### What to do
Rewrite the listing from its start through the line with "staticText: AM xyxy=(13,124,22,131)", replacing "Pilates Reformer" with "Mat Pilates" and leaving everything else unchanged.

### Material provided
- - -

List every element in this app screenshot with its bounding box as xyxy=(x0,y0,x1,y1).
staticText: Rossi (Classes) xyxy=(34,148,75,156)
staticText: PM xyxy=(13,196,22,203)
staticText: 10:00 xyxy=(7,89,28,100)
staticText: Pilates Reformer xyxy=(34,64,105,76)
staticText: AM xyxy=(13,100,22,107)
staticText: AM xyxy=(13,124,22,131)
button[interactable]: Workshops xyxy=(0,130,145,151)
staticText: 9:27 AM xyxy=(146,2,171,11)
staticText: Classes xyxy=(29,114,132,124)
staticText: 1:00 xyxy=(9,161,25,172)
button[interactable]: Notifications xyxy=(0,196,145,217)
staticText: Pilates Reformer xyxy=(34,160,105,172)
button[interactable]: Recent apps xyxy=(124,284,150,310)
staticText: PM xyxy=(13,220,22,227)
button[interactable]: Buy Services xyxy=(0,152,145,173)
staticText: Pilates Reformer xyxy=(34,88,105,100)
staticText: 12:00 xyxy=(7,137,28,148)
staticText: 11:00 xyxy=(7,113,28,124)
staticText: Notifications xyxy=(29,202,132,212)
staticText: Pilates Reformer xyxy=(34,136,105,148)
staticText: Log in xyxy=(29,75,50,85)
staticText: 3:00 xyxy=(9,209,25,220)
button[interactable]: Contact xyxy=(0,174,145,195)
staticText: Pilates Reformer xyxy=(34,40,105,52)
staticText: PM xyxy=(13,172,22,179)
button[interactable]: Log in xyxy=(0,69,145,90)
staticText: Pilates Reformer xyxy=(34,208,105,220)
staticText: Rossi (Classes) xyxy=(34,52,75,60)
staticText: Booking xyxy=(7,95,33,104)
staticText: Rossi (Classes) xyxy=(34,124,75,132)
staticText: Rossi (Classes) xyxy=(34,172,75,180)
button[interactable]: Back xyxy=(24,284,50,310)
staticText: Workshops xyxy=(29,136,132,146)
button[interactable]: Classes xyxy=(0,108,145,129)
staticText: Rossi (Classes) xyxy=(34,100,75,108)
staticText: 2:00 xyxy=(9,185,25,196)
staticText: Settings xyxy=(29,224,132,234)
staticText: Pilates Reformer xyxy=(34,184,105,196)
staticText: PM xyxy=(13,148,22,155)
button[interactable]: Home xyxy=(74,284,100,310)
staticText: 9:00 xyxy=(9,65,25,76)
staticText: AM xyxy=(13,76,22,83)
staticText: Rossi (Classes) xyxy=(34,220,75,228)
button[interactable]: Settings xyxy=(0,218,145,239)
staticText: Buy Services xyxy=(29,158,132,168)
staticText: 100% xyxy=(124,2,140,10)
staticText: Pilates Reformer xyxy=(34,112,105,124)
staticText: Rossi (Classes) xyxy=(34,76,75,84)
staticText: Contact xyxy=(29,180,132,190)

- - -

### Exercise answer
List every element in this app screenshot with its bounding box as xyxy=(x0,y0,x1,y1).
staticText: Rossi (Classes) xyxy=(34,148,75,156)
staticText: PM xyxy=(13,196,22,203)
staticText: 10:00 xyxy=(7,89,28,100)
staticText: Mat Pilates xyxy=(34,64,105,76)
staticText: AM xyxy=(13,100,22,107)
staticText: AM xyxy=(13,124,22,131)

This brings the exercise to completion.